• _Problem statement_:
Your task is to give the listing below back word for word, pictures excluded.

• _Items from a dataset_:
** start **
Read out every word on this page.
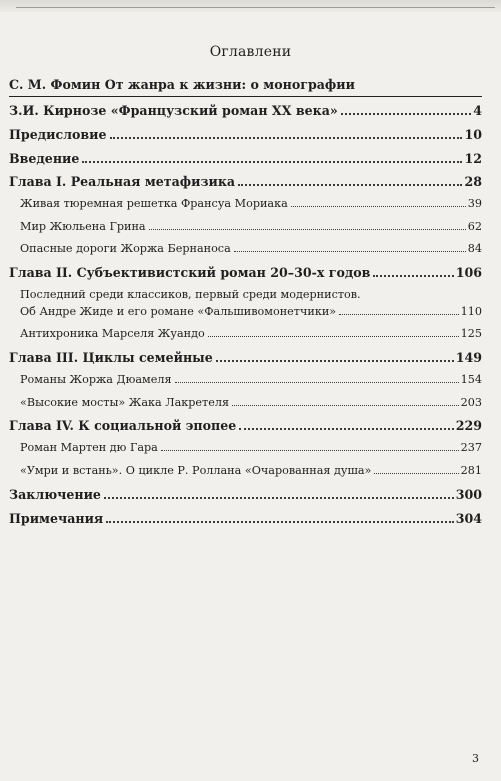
Оглавлени
С. М. Фомин От жанра к жизни: о монографии
З.И. Кирнозе «Французский роман XX века»	4
Предисловие	10
Введение	12
Глава I. Реальная метафизика	28
Живая тюремная решетка Франсуа Мориака	39
Мир Жюльена Грина	62
Опасные дороги Жоржа Бернаноса	84
Глава II. Субъективистский роман 20–30-х годов	106
Последний среди классиков, первый среди модернистов.
Об Андре Жиде и его романе «Фальшивомонетчики»	110
Антихроника Марселя Жуандо	125
Глава III. Циклы семейные	149
Романы Жоржа Дюамеля	154
«Высокие мосты» Жака Лакретеля	203
Глава IV. К социальной эпопее	229
Роман Мартен дю Гара	237
«Умри и встань». О цикле Р. Роллана «Очарованная душа»	281
Заключение	300
Примечания	304
3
** end **
• _Final answer_:
Read out every word on this page.
Оглавлени
С. М. Фомин От жанра к жизни: о монографии
З.И. Кирнозе «Французский роман XX века»	4
Предисловие	10
Введение	12
Глава I. Реальная метафизика	28
Живая тюремная решетка Франсуа Мориака	39
Мир Жюльена Грина	62
Опасные дороги Жоржа Бернаноса	84
Глава II. Субъективистский роман 20–30-х годов	106
Последний среди классиков, первый среди модернистов.
Об Андре Жиде и его романе «Фальшивомонетчики»	110
Антихроника Марселя Жуандо	125
Глава III. Циклы семейные	149
Романы Жоржа Дюамеля	154
«Высокие мосты» Жака Лакретеля	203
Глава IV. К социальной эпопее	229
Роман Мартен дю Гара	237
«Умри и встань». О цикле Р. Роллана «Очарованная душа»	281
Заключение	300
Примечания	304
3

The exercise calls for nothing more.